» EXERCISE GOAL
Find the lines below that contain the string "年平均成長率". Copy each one.
>>
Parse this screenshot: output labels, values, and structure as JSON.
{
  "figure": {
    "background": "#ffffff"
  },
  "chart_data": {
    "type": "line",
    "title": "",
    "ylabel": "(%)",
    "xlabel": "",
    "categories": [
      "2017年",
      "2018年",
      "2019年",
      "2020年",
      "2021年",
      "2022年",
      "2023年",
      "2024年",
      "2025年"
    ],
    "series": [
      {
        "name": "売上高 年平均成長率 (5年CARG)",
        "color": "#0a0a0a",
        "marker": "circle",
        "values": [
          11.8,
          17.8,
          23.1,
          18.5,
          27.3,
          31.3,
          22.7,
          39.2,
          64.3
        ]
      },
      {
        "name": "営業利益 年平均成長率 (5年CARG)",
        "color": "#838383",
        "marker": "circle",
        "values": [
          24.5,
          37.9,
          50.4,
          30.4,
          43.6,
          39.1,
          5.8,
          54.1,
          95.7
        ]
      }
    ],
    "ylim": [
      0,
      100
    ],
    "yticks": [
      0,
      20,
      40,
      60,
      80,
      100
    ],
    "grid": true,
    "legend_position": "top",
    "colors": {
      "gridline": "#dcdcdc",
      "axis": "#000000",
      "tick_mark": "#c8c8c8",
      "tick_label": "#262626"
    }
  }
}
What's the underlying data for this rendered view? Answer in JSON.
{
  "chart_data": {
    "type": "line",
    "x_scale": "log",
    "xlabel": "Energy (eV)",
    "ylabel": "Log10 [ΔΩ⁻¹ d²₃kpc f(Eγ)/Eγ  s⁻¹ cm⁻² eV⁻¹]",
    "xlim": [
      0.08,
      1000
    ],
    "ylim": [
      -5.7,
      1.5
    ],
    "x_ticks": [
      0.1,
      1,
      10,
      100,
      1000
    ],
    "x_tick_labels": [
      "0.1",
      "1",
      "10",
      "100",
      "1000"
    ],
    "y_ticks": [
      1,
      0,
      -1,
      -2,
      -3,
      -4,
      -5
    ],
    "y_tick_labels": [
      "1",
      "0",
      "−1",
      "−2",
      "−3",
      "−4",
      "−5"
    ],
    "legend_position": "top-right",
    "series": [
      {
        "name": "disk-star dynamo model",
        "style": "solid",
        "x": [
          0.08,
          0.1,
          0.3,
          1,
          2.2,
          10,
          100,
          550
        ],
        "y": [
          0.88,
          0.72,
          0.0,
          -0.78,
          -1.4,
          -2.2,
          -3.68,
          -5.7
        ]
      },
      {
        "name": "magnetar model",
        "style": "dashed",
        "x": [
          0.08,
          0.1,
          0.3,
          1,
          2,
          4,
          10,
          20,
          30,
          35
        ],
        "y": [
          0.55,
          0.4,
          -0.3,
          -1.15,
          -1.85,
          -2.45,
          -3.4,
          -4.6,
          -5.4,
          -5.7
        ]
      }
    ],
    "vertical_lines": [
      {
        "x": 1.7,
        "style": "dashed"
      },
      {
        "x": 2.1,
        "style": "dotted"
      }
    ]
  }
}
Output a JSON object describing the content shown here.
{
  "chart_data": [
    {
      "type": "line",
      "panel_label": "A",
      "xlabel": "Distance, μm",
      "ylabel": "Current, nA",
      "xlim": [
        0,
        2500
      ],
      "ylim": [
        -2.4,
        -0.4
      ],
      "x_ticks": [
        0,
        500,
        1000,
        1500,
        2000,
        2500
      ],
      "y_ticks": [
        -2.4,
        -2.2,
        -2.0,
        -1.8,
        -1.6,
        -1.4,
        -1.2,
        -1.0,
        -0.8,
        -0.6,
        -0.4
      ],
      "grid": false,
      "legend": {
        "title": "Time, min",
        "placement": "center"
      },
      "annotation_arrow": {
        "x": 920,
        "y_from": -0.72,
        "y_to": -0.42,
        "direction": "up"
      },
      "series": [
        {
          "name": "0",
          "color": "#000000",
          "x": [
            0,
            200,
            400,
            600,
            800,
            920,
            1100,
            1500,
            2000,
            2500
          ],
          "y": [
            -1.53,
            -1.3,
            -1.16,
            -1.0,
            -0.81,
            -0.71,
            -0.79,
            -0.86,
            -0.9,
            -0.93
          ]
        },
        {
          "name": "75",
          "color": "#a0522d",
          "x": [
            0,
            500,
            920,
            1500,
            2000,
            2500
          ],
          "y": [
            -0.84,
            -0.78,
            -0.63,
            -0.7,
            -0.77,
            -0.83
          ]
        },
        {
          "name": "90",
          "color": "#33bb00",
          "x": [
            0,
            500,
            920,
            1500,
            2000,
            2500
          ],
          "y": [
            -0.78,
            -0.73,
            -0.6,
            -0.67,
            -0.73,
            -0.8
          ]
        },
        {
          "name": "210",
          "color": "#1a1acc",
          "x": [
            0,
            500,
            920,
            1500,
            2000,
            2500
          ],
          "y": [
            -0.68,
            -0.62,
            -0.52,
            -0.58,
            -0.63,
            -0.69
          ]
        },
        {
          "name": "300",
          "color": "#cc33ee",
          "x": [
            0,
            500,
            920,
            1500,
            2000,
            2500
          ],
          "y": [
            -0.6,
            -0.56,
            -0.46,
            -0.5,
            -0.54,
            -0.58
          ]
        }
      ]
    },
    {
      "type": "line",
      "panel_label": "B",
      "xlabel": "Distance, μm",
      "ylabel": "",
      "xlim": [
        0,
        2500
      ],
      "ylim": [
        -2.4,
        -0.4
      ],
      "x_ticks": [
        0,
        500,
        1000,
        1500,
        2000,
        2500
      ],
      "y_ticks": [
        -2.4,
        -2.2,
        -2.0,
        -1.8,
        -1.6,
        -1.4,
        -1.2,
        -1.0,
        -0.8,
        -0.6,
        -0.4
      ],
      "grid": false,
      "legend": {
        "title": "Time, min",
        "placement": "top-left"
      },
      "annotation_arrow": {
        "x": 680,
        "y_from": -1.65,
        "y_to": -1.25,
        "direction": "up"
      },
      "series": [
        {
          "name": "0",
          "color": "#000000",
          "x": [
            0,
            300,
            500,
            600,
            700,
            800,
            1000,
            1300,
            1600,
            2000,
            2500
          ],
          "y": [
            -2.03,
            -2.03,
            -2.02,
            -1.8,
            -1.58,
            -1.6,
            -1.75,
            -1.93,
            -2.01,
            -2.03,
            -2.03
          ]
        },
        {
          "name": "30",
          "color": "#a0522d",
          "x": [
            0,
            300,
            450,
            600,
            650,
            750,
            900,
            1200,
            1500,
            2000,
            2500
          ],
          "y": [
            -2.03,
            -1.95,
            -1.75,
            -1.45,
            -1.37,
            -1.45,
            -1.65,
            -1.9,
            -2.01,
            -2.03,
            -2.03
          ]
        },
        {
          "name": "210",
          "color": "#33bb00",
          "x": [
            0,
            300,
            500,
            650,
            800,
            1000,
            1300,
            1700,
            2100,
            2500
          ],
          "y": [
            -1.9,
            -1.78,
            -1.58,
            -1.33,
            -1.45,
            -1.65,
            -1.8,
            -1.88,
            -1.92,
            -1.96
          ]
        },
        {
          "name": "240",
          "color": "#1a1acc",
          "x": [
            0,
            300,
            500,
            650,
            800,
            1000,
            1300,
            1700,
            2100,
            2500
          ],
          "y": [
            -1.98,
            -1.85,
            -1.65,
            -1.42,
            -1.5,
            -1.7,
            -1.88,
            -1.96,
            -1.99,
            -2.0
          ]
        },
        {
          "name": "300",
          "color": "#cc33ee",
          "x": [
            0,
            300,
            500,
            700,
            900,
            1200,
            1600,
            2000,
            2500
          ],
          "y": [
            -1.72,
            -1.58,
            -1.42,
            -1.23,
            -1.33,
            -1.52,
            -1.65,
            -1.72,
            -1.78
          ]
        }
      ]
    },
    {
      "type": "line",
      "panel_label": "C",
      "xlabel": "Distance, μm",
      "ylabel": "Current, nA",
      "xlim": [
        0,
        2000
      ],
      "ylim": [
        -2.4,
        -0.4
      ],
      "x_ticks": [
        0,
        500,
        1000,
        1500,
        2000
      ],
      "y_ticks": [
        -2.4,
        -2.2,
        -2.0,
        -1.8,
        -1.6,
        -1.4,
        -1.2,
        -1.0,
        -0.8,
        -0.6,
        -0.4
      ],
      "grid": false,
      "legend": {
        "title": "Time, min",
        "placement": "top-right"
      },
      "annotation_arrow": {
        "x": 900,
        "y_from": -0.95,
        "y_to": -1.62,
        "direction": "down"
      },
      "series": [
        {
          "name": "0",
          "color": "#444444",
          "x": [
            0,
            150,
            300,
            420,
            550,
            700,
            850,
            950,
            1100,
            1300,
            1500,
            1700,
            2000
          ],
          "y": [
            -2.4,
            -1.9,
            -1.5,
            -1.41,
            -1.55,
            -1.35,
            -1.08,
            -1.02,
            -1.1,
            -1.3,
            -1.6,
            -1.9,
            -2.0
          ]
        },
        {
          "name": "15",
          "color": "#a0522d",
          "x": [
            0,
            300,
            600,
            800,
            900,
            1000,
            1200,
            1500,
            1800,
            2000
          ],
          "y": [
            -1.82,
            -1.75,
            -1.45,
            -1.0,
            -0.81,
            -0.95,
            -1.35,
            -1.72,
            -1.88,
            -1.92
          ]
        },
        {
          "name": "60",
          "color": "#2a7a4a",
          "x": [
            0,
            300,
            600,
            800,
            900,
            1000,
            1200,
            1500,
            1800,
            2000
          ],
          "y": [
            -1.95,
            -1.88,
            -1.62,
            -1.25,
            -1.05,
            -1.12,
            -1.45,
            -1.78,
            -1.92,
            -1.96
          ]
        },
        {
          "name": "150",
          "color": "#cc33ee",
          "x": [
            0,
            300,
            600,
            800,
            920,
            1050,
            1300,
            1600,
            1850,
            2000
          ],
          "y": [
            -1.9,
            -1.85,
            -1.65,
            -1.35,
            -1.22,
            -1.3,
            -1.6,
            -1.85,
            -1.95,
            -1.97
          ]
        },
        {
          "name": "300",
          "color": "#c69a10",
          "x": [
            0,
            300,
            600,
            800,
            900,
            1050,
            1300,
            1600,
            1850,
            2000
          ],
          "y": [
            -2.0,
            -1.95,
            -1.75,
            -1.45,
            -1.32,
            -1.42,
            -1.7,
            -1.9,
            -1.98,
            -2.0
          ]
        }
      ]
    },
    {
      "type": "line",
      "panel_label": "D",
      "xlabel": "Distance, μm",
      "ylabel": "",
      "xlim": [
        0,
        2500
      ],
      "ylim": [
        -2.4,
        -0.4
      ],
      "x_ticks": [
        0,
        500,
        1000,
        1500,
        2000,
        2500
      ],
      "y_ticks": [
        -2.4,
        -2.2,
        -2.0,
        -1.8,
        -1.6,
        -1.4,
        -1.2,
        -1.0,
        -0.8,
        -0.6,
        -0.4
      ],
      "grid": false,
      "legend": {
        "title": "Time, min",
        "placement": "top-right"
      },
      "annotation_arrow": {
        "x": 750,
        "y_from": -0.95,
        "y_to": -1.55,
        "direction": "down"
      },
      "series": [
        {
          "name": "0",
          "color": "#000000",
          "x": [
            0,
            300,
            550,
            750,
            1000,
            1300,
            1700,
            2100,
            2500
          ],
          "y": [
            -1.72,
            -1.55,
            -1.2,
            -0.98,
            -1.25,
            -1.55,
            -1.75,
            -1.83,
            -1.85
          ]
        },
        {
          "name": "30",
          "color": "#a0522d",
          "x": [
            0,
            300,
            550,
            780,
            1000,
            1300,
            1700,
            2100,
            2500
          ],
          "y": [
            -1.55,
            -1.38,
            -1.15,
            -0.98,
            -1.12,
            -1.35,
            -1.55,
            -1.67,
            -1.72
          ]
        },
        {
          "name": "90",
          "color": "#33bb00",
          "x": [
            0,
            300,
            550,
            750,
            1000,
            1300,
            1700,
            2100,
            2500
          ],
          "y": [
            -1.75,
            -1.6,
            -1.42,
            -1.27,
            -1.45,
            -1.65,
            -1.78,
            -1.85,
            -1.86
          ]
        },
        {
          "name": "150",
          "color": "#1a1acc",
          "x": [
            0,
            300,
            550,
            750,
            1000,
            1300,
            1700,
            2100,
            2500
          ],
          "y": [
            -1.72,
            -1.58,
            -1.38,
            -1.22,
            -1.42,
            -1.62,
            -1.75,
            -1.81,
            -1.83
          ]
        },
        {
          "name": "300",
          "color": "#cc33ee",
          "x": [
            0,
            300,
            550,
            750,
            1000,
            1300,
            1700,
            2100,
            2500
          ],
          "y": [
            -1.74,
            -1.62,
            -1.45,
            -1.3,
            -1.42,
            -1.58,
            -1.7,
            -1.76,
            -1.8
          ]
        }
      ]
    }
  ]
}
<<
» EXERCISE RESULT
        "name": "売上高 年平均成長率 (5年CARG)",
        "name": "営業利益 年平均成長率 (5年CARG)",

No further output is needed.